**The exercise:** Identify and reproduce every line holding the string "adoradores".

**Data in this exercise:**
....

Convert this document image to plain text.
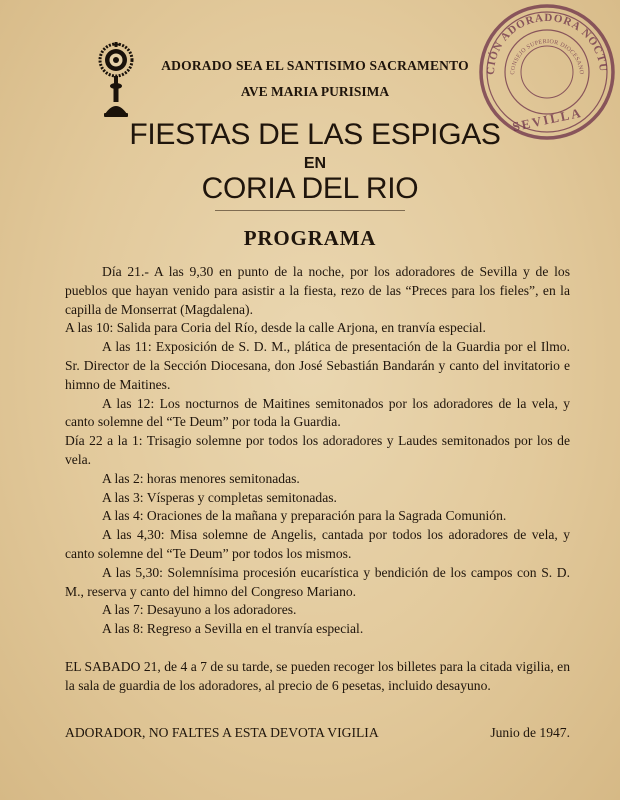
ADORADO SEA EL SANTISIMO SACRAMENTO
AVE MARIA PURISIMA
CIÓN ADORADORA NOCTU
CONSEJO SUPERIOR DIOCESANO
SEVILLA
FIESTAS DE LAS ESPIGAS
EN
CORIA DEL RIO
PROGRAMA

Día 21.- A las 9,30 en punto de la noche, por los adoradores de Sevilla y de los pueblos que hayan venido para asistir a la fiesta, rezo de las “Preces para los fieles”, en la capilla de Monserrat (Magdalena).

A las 10: Salida para Coria del Río, desde la calle Arjona, en tranvía especial.

A las 11: Exposición de S. D. M., plática de presentación de la Guardia por el Ilmo. Sr. Director de la Sección Diocesana, don José Sebastián Bandarán y canto del invitatorio e himno de Maitines.

A las 12: Los nocturnos de Maitines semitonados por los adoradores de la vela, y canto solemne del “Te Deum” por toda la Guardia.

Día 22 a la 1: Trisagio solemne por todos los adoradores y Laudes semitonados por los de vela.

A las 2: horas menores semitonadas.

A las 3: Vísperas y completas semitonadas.

A las 4: Oraciones de la mañana y preparación para la Sagrada Comunión.

A las 4,30: Misa solemne de Angelis, cantada por todos los adoradores de vela, y canto solemne del “Te Deum” por todos los mismos.

A las 5,30: Solemnísima procesión eucarística y bendición de los campos con S. D. M., reserva y canto del himno del Congreso Mariano.

A las 7: Desayuno a los adoradores.

A las 8: Regreso a Sevilla en el tranvía especial.

EL SABADO 21, de 4 a 7 de su tarde, se pueden recoger los billetes para la citada vigilia, en la sala de guardia de los adoradores, al precio de 6 pesetas, incluido desayuno.

ADORADOR, NO FALTES A ESTA DEVOTA VIGILIA	Junio de 1947.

....

**Task solution:**
Día 21.- A las 9,30 en punto de la noche, por los adoradores de Sevilla y de los pueblos que hayan venido para asistir a la fiesta, rezo de las “Preces para los fieles”, en la capilla de Monserrat (Magdalena).
A las 12: Los nocturnos de Maitines semitonados por los adoradores de la vela, y canto solemne del “Te Deum” por toda la Guardia.
Día 22 a la 1: Trisagio solemne por todos los adoradores y Laudes semitonados por los de vela.
A las 4,30: Misa solemne de Angelis, cantada por todos los adoradores de vela, y canto solemne del “Te Deum” por todos los mismos.
A las 7: Desayuno a los adoradores.
EL SABADO 21, de 4 a 7 de su tarde, se pueden recoger los billetes para la citada vigilia, en la sala de guardia de los adoradores, al precio de 6 pesetas, incluido desayuno.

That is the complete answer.